_DATA SHOWN_.

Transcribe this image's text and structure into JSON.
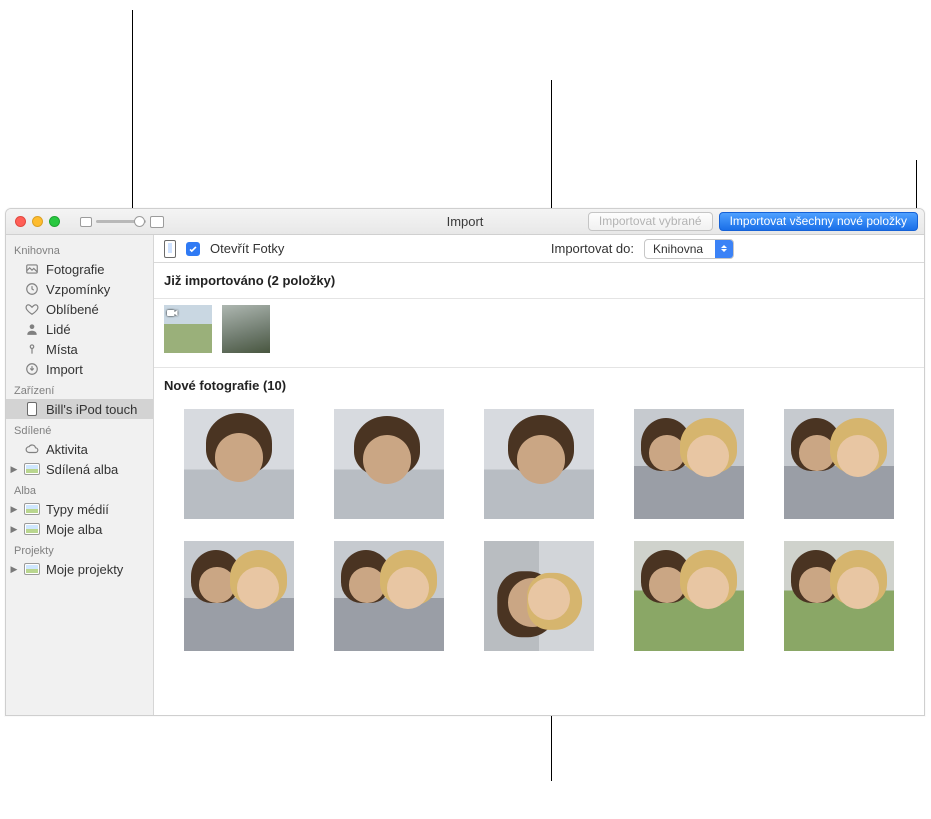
{
  "window": {
    "title": "Import",
    "buttons": {
      "import_selected": "Importovat vybrané",
      "import_all_new": "Importovat všechny nové položky"
    }
  },
  "subbar": {
    "open_photos_label": "Otevřít Fotky",
    "open_photos_checked": true,
    "import_to_label": "Importovat do:",
    "import_to_value": "Knihovna"
  },
  "sidebar": {
    "sections": {
      "library": "Knihovna",
      "devices": "Zařízení",
      "shared": "Sdílené",
      "albums": "Alba",
      "projects": "Projekty"
    },
    "library_items": [
      "Fotografie",
      "Vzpomínky",
      "Oblíbené",
      "Lidé",
      "Místa",
      "Import"
    ],
    "device_item": "Bill's iPod touch",
    "shared_items": [
      "Aktivita",
      "Sdílená alba"
    ],
    "album_items": [
      "Typy médií",
      "Moje alba"
    ],
    "project_items": [
      "Moje projekty"
    ]
  },
  "sections": {
    "already_imported": "Již importováno (2 položky)",
    "new_photos": "Nové fotografie (10)"
  },
  "already_imported_items": [
    {
      "is_video": true
    },
    {
      "is_video": false
    }
  ],
  "new_photo_count": 10
}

_TASK STATEMENT_. Reproduce the material above verbatim; omit every picture.

_FINISHED ANSWER_.
Transcribe this image's text and structure into JSON.
{
  "window": {
    "title": "Import",
    "buttons": {
      "import_selected": "Importovat vybrané",
      "import_all_new": "Importovat všechny nové položky"
    }
  },
  "subbar": {
    "open_photos_label": "Otevřít Fotky",
    "open_photos_checked": true,
    "import_to_label": "Importovat do:",
    "import_to_value": "Knihovna"
  },
  "sidebar": {
    "sections": {
      "library": "Knihovna",
      "devices": "Zařízení",
      "shared": "Sdílené",
      "albums": "Alba",
      "projects": "Projekty"
    },
    "library_items": [
      "Fotografie",
      "Vzpomínky",
      "Oblíbené",
      "Lidé",
      "Místa",
      "Import"
    ],
    "device_item": "Bill's iPod touch",
    "shared_items": [
      "Aktivita",
      "Sdílená alba"
    ],
    "album_items": [
      "Typy médií",
      "Moje alba"
    ],
    "project_items": [
      "Moje projekty"
    ]
  },
  "sections": {
    "already_imported": "Již importováno (2 položky)",
    "new_photos": "Nové fotografie (10)"
  },
  "already_imported_items": [
    {
      "is_video": true
    },
    {
      "is_video": false
    }
  ],
  "new_photo_count": 10
}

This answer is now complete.